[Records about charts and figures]

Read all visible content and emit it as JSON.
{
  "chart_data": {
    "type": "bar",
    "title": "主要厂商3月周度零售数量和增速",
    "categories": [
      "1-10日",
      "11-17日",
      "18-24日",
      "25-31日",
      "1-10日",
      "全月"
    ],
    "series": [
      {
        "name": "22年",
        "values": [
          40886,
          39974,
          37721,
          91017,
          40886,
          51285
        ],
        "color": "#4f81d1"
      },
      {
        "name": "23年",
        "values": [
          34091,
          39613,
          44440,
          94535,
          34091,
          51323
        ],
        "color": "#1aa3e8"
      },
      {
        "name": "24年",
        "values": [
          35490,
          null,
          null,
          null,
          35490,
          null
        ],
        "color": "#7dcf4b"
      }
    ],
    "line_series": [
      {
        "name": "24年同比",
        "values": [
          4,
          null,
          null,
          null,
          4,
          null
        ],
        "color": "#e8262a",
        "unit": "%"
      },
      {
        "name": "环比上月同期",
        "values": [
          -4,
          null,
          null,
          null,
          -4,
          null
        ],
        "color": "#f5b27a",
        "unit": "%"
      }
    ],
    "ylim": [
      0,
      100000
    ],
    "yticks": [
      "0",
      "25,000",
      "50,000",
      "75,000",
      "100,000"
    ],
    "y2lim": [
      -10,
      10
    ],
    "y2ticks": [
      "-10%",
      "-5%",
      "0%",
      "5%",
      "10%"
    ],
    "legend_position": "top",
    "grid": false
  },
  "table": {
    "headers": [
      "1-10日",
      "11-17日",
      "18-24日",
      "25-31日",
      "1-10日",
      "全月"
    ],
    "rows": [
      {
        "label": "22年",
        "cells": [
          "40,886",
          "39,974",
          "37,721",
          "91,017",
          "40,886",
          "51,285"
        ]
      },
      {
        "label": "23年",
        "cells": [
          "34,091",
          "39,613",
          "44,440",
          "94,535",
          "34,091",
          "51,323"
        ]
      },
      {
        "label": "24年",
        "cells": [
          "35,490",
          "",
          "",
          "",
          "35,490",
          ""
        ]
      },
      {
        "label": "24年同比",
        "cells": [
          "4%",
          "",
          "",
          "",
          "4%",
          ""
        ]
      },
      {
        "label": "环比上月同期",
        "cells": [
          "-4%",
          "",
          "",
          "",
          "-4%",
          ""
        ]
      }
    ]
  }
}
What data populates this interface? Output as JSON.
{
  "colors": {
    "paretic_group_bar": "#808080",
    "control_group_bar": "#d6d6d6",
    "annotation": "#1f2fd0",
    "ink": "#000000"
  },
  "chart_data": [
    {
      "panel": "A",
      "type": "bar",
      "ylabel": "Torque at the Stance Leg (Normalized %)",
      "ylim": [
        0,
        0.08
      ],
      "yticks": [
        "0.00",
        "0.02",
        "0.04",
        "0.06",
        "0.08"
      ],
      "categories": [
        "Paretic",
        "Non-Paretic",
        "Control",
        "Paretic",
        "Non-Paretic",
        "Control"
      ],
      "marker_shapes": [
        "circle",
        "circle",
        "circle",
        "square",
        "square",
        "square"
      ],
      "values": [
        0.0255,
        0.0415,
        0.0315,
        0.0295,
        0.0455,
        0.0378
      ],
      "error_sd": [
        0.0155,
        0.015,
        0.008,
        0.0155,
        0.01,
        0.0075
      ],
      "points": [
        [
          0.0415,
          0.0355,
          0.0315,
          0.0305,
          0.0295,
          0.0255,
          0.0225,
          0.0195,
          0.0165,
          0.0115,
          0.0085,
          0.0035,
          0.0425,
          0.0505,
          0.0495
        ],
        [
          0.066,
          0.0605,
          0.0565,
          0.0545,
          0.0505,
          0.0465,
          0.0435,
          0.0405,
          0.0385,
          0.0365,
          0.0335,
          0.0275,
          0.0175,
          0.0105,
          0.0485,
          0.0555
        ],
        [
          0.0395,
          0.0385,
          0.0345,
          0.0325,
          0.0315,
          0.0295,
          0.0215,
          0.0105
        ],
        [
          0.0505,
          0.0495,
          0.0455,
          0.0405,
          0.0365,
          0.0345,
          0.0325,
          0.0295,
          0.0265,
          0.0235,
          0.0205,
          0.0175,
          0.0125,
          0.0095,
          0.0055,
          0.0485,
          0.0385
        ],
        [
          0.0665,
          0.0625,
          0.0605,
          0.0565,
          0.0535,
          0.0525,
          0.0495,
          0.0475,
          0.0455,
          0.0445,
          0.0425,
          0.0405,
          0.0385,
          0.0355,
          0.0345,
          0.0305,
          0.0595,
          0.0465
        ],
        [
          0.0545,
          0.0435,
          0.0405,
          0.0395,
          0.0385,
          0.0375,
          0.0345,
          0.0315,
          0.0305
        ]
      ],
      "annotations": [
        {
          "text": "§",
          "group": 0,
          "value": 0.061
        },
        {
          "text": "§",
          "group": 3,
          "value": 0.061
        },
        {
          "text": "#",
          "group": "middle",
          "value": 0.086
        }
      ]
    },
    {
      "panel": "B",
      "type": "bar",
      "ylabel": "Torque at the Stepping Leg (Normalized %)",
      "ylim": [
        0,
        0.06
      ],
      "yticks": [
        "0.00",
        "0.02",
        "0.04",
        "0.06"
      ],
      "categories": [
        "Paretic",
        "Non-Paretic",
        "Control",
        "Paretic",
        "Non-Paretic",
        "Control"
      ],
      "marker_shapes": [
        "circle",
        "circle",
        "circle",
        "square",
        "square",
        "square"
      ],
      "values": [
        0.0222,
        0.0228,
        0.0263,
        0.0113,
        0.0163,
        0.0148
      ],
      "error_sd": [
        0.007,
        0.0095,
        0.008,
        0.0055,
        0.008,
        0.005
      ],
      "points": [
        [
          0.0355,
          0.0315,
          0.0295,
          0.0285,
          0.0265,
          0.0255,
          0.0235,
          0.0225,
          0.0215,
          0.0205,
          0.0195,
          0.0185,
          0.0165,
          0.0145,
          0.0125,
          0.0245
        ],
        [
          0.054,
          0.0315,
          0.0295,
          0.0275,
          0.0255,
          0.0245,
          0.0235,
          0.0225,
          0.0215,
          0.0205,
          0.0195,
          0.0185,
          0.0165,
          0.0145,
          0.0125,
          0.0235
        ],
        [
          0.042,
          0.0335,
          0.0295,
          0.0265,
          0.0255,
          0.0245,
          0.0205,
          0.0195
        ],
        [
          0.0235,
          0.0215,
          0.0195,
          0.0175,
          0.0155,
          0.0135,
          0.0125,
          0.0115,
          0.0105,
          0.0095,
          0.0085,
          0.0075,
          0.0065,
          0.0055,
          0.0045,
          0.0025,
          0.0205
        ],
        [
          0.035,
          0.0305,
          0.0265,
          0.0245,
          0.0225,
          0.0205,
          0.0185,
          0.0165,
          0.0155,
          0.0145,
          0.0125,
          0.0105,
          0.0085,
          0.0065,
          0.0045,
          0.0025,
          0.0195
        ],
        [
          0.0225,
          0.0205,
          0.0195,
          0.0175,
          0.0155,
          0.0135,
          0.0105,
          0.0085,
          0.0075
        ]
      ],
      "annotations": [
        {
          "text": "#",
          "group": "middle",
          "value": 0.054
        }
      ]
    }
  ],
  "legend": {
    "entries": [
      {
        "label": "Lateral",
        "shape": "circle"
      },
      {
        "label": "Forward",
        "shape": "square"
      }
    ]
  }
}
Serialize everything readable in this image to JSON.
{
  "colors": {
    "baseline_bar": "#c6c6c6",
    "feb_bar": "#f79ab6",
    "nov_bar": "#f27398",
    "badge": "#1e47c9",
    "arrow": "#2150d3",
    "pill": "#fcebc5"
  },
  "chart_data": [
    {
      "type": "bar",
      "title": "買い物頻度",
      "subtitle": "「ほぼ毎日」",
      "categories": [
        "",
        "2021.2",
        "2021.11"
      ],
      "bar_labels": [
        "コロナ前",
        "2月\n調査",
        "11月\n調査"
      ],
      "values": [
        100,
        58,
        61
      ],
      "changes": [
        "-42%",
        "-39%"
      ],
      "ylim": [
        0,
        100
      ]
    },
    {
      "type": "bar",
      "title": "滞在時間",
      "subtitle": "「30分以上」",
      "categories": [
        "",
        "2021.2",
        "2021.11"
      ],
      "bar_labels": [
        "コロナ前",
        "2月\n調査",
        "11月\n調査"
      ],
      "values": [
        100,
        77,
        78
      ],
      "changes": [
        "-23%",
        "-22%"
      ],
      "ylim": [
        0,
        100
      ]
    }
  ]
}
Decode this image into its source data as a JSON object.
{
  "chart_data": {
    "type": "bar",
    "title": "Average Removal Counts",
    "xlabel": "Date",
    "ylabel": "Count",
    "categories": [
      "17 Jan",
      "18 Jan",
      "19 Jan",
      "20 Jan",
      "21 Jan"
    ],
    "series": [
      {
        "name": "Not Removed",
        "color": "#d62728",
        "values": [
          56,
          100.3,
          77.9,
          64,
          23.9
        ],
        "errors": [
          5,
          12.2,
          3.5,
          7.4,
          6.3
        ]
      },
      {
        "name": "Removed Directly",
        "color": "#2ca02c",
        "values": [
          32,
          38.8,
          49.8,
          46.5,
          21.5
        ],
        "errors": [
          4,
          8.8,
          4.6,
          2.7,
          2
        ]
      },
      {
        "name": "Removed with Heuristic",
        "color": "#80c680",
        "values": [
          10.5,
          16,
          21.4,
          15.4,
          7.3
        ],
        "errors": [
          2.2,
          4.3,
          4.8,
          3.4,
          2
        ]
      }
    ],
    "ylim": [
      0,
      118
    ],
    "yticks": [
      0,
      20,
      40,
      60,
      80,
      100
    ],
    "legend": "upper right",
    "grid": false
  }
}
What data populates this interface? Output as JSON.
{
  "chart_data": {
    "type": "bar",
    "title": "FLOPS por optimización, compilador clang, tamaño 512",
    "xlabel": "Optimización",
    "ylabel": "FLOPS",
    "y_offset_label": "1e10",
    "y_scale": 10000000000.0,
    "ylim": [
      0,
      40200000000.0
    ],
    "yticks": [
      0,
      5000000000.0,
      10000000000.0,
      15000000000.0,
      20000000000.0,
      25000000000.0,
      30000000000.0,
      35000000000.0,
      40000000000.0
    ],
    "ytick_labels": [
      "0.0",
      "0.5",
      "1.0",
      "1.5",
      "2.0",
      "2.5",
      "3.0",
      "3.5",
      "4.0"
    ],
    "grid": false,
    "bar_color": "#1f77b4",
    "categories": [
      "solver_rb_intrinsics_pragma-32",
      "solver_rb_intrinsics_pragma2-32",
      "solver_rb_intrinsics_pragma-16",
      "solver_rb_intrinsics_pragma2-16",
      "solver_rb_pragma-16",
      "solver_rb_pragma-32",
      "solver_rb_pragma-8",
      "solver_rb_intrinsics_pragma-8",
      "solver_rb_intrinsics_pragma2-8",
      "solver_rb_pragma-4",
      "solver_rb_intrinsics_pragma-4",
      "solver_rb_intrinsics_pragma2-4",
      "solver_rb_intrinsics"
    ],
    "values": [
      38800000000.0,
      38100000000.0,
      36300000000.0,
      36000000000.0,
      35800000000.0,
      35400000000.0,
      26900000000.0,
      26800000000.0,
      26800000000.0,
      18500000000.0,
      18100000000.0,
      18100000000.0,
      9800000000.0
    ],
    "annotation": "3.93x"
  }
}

### Problem to work on
Identify each line containing the string "Removed" and copy it out.

### Exercise solution
        "name": "Not Removed",
        "name": "Removed Directly",
        "name": "Removed with Heuristic",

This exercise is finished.